Direction | Write out the material below again, unchanged.

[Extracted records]
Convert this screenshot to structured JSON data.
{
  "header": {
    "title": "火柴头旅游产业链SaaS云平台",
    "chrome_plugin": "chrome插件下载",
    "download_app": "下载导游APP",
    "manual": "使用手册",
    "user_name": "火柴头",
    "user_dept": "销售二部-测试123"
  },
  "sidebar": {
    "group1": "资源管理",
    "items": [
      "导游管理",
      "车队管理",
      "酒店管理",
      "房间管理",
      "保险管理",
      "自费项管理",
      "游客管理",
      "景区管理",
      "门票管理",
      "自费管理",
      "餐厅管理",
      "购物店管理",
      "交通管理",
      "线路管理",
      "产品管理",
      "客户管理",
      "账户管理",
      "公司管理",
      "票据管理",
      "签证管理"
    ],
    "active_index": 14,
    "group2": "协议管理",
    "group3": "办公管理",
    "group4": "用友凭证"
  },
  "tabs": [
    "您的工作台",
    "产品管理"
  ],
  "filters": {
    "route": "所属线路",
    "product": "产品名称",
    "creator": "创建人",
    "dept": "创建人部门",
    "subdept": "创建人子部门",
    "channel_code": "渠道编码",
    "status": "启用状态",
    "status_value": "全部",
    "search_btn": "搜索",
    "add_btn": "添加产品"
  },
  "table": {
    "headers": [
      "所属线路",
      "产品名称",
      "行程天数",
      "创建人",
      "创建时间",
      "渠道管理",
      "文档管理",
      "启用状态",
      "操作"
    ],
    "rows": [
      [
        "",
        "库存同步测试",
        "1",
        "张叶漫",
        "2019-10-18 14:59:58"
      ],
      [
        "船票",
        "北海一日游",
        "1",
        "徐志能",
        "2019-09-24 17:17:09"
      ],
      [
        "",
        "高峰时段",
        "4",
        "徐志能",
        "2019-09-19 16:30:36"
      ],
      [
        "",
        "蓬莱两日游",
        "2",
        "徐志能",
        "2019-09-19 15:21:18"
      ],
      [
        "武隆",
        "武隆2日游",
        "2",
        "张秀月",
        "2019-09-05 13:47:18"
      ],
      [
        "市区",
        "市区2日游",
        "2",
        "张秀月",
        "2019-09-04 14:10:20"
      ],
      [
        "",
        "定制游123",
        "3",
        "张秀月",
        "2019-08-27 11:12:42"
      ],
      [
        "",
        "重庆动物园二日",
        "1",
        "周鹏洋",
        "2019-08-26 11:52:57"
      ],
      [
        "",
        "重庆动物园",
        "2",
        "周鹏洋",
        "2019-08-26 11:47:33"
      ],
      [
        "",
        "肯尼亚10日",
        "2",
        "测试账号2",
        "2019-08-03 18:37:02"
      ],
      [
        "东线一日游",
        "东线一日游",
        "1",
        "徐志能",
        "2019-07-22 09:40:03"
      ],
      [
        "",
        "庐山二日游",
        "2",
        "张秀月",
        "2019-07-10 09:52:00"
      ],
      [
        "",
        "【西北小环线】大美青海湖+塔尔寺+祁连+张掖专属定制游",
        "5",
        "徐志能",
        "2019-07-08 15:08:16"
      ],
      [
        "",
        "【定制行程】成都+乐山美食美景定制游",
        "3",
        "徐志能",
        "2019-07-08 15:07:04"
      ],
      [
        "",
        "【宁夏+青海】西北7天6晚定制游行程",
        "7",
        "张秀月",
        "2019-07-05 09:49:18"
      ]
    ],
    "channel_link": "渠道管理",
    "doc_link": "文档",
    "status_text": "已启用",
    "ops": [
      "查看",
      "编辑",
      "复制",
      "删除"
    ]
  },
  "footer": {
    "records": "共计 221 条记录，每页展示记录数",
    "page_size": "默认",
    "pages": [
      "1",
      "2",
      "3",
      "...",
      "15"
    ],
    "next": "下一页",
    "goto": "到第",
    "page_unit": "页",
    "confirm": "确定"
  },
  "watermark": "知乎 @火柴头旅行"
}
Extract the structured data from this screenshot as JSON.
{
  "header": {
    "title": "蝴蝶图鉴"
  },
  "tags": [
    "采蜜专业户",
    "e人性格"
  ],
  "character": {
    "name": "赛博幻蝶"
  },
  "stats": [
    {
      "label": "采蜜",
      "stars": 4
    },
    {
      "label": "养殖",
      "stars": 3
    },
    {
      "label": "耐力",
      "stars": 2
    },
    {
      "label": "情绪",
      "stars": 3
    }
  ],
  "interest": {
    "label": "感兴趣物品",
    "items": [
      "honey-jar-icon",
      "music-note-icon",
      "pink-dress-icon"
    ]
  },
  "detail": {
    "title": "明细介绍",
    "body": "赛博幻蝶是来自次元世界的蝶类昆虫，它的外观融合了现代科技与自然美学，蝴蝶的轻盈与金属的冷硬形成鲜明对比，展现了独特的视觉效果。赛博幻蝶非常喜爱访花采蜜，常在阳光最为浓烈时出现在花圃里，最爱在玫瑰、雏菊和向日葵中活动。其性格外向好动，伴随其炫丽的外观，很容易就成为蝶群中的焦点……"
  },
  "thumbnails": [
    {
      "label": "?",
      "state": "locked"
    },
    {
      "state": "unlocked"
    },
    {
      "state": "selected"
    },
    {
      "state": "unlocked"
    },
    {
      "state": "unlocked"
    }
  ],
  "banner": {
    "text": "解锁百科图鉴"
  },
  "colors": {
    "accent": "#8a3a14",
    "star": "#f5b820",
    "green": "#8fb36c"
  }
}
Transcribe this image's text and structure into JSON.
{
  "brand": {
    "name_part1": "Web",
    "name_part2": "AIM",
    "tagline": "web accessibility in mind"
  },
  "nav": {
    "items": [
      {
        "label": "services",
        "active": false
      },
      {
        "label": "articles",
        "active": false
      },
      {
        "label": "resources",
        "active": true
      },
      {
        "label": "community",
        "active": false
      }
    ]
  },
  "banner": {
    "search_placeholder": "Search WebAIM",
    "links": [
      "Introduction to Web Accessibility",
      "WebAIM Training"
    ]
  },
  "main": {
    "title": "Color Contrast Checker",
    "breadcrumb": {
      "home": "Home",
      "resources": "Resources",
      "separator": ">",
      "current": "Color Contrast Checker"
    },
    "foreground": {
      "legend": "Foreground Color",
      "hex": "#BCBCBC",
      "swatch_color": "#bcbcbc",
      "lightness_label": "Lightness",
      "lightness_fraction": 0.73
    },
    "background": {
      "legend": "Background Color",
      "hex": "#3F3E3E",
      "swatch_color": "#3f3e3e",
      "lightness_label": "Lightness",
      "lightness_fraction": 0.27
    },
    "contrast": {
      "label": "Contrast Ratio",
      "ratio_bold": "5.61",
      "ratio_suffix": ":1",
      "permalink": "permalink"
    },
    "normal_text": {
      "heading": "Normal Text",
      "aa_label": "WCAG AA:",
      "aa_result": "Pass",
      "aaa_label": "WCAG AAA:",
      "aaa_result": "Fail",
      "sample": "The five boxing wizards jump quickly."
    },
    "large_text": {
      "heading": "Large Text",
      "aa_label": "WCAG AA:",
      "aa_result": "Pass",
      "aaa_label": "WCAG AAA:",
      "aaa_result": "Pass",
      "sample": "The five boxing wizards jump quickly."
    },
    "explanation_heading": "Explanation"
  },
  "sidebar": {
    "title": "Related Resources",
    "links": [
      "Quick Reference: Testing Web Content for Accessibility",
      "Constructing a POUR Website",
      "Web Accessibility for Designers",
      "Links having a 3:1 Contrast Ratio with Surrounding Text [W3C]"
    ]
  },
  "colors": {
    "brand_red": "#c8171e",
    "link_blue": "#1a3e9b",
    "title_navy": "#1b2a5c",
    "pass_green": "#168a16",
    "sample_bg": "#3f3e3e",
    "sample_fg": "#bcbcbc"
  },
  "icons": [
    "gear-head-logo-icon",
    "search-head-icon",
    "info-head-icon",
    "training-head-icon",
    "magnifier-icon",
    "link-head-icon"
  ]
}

Correct answer |
Convert this screenshot to structured JSON data.
{
  "header": {
    "title": "火柴头旅游产业链SaaS云平台",
    "chrome_plugin": "chrome插件下载",
    "download_app": "下载导游APP",
    "manual": "使用手册",
    "user_name": "火柴头",
    "user_dept": "销售二部-测试123"
  },
  "sidebar": {
    "group1": "资源管理",
    "items": [
      "导游管理",
      "车队管理",
      "酒店管理",
      "房间管理",
      "保险管理",
      "自费项管理",
      "游客管理",
      "景区管理",
      "门票管理",
      "自费管理",
      "餐厅管理",
      "购物店管理",
      "交通管理",
      "线路管理",
      "产品管理",
      "客户管理",
      "账户管理",
      "公司管理",
      "票据管理",
      "签证管理"
    ],
    "active_index": 14,
    "group2": "协议管理",
    "group3": "办公管理",
    "group4": "用友凭证"
  },
  "tabs": [
    "您的工作台",
    "产品管理"
  ],
  "filters": {
    "route": "所属线路",
    "product": "产品名称",
    "creator": "创建人",
    "dept": "创建人部门",
    "subdept": "创建人子部门",
    "channel_code": "渠道编码",
    "status": "启用状态",
    "status_value": "全部",
    "search_btn": "搜索",
    "add_btn": "添加产品"
  },
  "table": {
    "headers": [
      "所属线路",
      "产品名称",
      "行程天数",
      "创建人",
      "创建时间",
      "渠道管理",
      "文档管理",
      "启用状态",
      "操作"
    ],
    "rows": [
      [
        "",
        "库存同步测试",
        "1",
        "张叶漫",
        "2019-10-18 14:59:58"
      ],
      [
        "船票",
        "北海一日游",
        "1",
        "徐志能",
        "2019-09-24 17:17:09"
      ],
      [
        "",
        "高峰时段",
        "4",
        "徐志能",
        "2019-09-19 16:30:36"
      ],
      [
        "",
        "蓬莱两日游",
        "2",
        "徐志能",
        "2019-09-19 15:21:18"
      ],
      [
        "武隆",
        "武隆2日游",
        "2",
        "张秀月",
        "2019-09-05 13:47:18"
      ],
      [
        "市区",
        "市区2日游",
        "2",
        "张秀月",
        "2019-09-04 14:10:20"
      ],
      [
        "",
        "定制游123",
        "3",
        "张秀月",
        "2019-08-27 11:12:42"
      ],
      [
        "",
        "重庆动物园二日",
        "1",
        "周鹏洋",
        "2019-08-26 11:52:57"
      ],
      [
        "",
        "重庆动物园",
        "2",
        "周鹏洋",
        "2019-08-26 11:47:33"
      ],
      [
        "",
        "肯尼亚10日",
        "2",
        "测试账号2",
        "2019-08-03 18:37:02"
      ],
      [
        "东线一日游",
        "东线一日游",
        "1",
        "徐志能",
        "2019-07-22 09:40:03"
      ],
      [
        "",
        "庐山二日游",
        "2",
        "张秀月",
        "2019-07-10 09:52:00"
      ],
      [
        "",
        "【西北小环线】大美青海湖+塔尔寺+祁连+张掖专属定制游",
        "5",
        "徐志能",
        "2019-07-08 15:08:16"
      ],
      [
        "",
        "【定制行程】成都+乐山美食美景定制游",
        "3",
        "徐志能",
        "2019-07-08 15:07:04"
      ],
      [
        "",
        "【宁夏+青海】西北7天6晚定制游行程",
        "7",
        "张秀月",
        "2019-07-05 09:49:18"
      ]
    ],
    "channel_link": "渠道管理",
    "doc_link": "文档",
    "status_text": "已启用",
    "ops": [
      "查看",
      "编辑",
      "复制",
      "删除"
    ]
  },
  "footer": {
    "records": "共计 221 条记录，每页展示记录数",
    "page_size": "默认",
    "pages": [
      "1",
      "2",
      "3",
      "...",
      "15"
    ],
    "next": "下一页",
    "goto": "到第",
    "page_unit": "页",
    "confirm": "确定"
  },
  "watermark": "知乎 @火柴头旅行"
}
Extract the structured data from this screenshot as JSON.
{
  "header": {
    "title": "蝴蝶图鉴"
  },
  "tags": [
    "采蜜专业户",
    "e人性格"
  ],
  "character": {
    "name": "赛博幻蝶"
  },
  "stats": [
    {
      "label": "采蜜",
      "stars": 4
    },
    {
      "label": "养殖",
      "stars": 3
    },
    {
      "label": "耐力",
      "stars": 2
    },
    {
      "label": "情绪",
      "stars": 3
    }
  ],
  "interest": {
    "label": "感兴趣物品",
    "items": [
      "honey-jar-icon",
      "music-note-icon",
      "pink-dress-icon"
    ]
  },
  "detail": {
    "title": "明细介绍",
    "body": "赛博幻蝶是来自次元世界的蝶类昆虫，它的外观融合了现代科技与自然美学，蝴蝶的轻盈与金属的冷硬形成鲜明对比，展现了独特的视觉效果。赛博幻蝶非常喜爱访花采蜜，常在阳光最为浓烈时出现在花圃里，最爱在玫瑰、雏菊和向日葵中活动。其性格外向好动，伴随其炫丽的外观，很容易就成为蝶群中的焦点……"
  },
  "thumbnails": [
    {
      "label": "?",
      "state": "locked"
    },
    {
      "state": "unlocked"
    },
    {
      "state": "selected"
    },
    {
      "state": "unlocked"
    },
    {
      "state": "unlocked"
    }
  ],
  "banner": {
    "text": "解锁百科图鉴"
  },
  "colors": {
    "accent": "#8a3a14",
    "star": "#f5b820",
    "green": "#8fb36c"
  }
}
Transcribe this image's text and structure into JSON.
{
  "brand": {
    "name_part1": "Web",
    "name_part2": "AIM",
    "tagline": "web accessibility in mind"
  },
  "nav": {
    "items": [
      {
        "label": "services",
        "active": false
      },
      {
        "label": "articles",
        "active": false
      },
      {
        "label": "resources",
        "active": true
      },
      {
        "label": "community",
        "active": false
      }
    ]
  },
  "banner": {
    "search_placeholder": "Search WebAIM",
    "links": [
      "Introduction to Web Accessibility",
      "WebAIM Training"
    ]
  },
  "main": {
    "title": "Color Contrast Checker",
    "breadcrumb": {
      "home": "Home",
      "resources": "Resources",
      "separator": ">",
      "current": "Color Contrast Checker"
    },
    "foreground": {
      "legend": "Foreground Color",
      "hex": "#BCBCBC",
      "swatch_color": "#bcbcbc",
      "lightness_label": "Lightness",
      "lightness_fraction": 0.73
    },
    "background": {
      "legend": "Background Color",
      "hex": "#3F3E3E",
      "swatch_color": "#3f3e3e",
      "lightness_label": "Lightness",
      "lightness_fraction": 0.27
    },
    "contrast": {
      "label": "Contrast Ratio",
      "ratio_bold": "5.61",
      "ratio_suffix": ":1",
      "permalink": "permalink"
    },
    "normal_text": {
      "heading": "Normal Text",
      "aa_label": "WCAG AA:",
      "aa_result": "Pass",
      "aaa_label": "WCAG AAA:",
      "aaa_result": "Fail",
      "sample": "The five boxing wizards jump quickly."
    },
    "large_text": {
      "heading": "Large Text",
      "aa_label": "WCAG AA:",
      "aa_result": "Pass",
      "aaa_label": "WCAG AAA:",
      "aaa_result": "Pass",
      "sample": "The five boxing wizards jump quickly."
    },
    "explanation_heading": "Explanation"
  },
  "sidebar": {
    "title": "Related Resources",
    "links": [
      "Quick Reference: Testing Web Content for Accessibility",
      "Constructing a POUR Website",
      "Web Accessibility for Designers",
      "Links having a 3:1 Contrast Ratio with Surrounding Text [W3C]"
    ]
  },
  "colors": {
    "brand_red": "#c8171e",
    "link_blue": "#1a3e9b",
    "title_navy": "#1b2a5c",
    "pass_green": "#168a16",
    "sample_bg": "#3f3e3e",
    "sample_fg": "#bcbcbc"
  },
  "icons": [
    "gear-head-logo-icon",
    "search-head-icon",
    "info-head-icon",
    "training-head-icon",
    "magnifier-icon",
    "link-head-icon"
  ]
}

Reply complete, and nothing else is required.